**QUOTED PASSAGE:**
The simple fact is that our current system of employer-based healthcare is broken. It severely limits our choices at every level, and it costs both employers and employees a ridiculous amount of money. Health insurance is literally the largest operating expense at any company (excepting perhaps those that still manage pension plans). Medicare for All could take that burden off of companies, open up the entire healthcare market (any and all hospitals, doctors and facilities) to covered participants, and help rein in the ridiculous markup in even the simplest healthcare costs through volume/fixed pricing. When you remove the need for so many middlemen (insurance brokers, insurance companies, medical manufacturing, hospital administration, etc.) to be making profits at every step of the process, you can pay for MFA with a payroll tax that would likely cost the average employer and employee LESS than what they are currently combining to pay in health insurance premiums and associated costs now.

The problem is taking down an industry that has become more than 20% of the American economy and controls damn near every legislative body in government thanks to the obscene amounts of money involved. It would take a decade or more of relentless legislative reform and bipartisan support, and we will never see anything like that in our lifetime.

🙏
(^2)

Yeah, I’m not sure why people hyper-zoomed in on “choice of doctors.”

He’s saying we have literally little choice as to anything. Choice of insurers. Choice of coverage options. Choice of providers. Choice of experts. Choice of health care facilities. Choice of treatments (how often do we learn that something experimental or slightly off-label is not covered).

And he’s right.

I know two people who live hours away from at least one of their doctors. One is a heart specialist and the other moved a couple years ago but still comes back here to see their GP, heart guy and sadly now a doctor for the cancer he has.

This is such a good post. Nailed it, front to back, top to bottom. As usual, the big money decides and runs everything.

Yeah, the ACA is probably dead next year.

**DATA:**
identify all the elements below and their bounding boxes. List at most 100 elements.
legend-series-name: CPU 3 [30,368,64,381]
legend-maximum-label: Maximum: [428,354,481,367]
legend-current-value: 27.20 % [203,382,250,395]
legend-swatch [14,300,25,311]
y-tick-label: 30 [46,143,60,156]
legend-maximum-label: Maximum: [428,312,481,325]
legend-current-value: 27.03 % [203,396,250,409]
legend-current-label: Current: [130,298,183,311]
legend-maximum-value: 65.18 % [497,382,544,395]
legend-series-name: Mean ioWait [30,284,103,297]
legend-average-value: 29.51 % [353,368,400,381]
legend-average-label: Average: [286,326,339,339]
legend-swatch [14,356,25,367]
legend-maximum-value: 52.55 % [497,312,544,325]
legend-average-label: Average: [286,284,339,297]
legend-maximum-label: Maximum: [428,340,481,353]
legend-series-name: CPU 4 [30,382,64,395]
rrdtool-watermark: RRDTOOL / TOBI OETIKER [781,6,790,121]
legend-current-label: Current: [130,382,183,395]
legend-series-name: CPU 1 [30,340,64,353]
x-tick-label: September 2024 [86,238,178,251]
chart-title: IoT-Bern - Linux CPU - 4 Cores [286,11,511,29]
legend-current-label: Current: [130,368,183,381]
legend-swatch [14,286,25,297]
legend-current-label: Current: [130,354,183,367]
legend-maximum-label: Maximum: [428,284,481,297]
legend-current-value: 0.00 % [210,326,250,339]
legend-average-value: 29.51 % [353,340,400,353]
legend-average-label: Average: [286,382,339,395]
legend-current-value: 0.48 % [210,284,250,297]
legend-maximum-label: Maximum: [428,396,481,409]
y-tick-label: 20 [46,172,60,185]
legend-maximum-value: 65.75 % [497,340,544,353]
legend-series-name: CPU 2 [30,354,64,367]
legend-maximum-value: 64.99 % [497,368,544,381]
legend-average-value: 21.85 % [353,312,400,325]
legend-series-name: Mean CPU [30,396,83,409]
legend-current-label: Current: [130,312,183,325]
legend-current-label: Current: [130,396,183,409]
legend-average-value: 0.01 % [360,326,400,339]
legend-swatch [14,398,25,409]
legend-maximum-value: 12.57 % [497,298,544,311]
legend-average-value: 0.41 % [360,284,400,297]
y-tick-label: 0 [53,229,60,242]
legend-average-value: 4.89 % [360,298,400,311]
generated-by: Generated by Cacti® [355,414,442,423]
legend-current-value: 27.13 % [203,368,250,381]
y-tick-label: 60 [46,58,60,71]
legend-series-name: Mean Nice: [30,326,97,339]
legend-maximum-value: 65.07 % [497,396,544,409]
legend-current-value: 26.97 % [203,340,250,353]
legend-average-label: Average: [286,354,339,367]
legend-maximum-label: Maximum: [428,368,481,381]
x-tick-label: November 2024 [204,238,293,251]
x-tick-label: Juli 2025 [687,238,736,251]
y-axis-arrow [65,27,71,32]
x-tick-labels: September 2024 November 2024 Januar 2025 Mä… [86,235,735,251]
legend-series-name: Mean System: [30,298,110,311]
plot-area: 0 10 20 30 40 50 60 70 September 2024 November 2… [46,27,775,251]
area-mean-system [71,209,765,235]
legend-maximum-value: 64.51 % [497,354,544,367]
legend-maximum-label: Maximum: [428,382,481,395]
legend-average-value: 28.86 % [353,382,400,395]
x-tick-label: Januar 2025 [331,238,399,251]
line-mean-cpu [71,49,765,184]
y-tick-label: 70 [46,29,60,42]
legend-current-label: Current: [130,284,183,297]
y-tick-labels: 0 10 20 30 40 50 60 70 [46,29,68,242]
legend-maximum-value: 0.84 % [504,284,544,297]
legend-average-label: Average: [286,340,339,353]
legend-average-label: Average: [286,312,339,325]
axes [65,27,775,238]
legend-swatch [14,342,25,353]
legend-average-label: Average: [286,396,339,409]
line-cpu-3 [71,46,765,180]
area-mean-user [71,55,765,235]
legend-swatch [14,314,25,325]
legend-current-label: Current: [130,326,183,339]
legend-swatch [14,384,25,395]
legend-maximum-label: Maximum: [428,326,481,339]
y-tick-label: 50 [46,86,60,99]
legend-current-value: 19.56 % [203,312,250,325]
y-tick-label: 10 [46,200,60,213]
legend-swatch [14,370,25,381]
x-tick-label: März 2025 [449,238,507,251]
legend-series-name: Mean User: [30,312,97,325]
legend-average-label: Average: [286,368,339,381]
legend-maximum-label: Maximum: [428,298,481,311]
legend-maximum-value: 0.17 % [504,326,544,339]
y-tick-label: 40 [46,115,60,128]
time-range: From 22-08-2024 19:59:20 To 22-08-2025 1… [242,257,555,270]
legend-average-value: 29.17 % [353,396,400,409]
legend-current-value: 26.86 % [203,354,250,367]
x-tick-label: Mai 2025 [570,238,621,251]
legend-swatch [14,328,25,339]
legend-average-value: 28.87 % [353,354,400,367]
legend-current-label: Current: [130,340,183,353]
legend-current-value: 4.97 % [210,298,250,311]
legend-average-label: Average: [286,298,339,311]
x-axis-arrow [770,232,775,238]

**WHAT YOU ARE ASKED TO DO:** Continue the discussion thread about employer-based healthcare and Medicare for All, picking up after its final comment.

**ANSWER TO THE EXERCISE:**
5th Circuit says since the mandate tax was repealed and the mandate is no longer a tax, the mandate is unconstitutional. Sends the case back to the district court to determine if the mandate is severable or the entire act fails.

The ACA isn’t going anywhere next year.

Very well argued, thanks.

This makes the (very questionable) assumption that Trump will win in 2020. If Trump loses, it changes the entire trajectory of the decision. With Democrats in control of at least the House and the Presidency, a decision by the courts to invalidate the ACA simply moves healthcare to the top of the “to-do” list assuming it wasn’t there already. That would make a Medicare For All proposal that much more likely.

If the courts decide not to invalidate the ACA despite the taxation aspect no longer being present, then Dems get a little more breathing room to attempt healthcare reform that “fixes” the existing system rather than tearing it down and rebuilding it. Either way it’s likely to result in a win for Democrats (assuming they win the Presidential election) and a black eye for Republicans who failed to do anything with healthcare reform and will undoubtedly attempt to block any Democratic progress on the issue (which will not be popular with most Americans, especially if the courts decide to invalidate the ACA).

Twitter thread from a law professor, make of it what you will.

Roberts didn’t overturn the ACA even when he had far better legal support for doing so.

Would they, though? Without the individual mandate adverse selection would send the ACA into a death spiral pretty quickly, I’d have thought.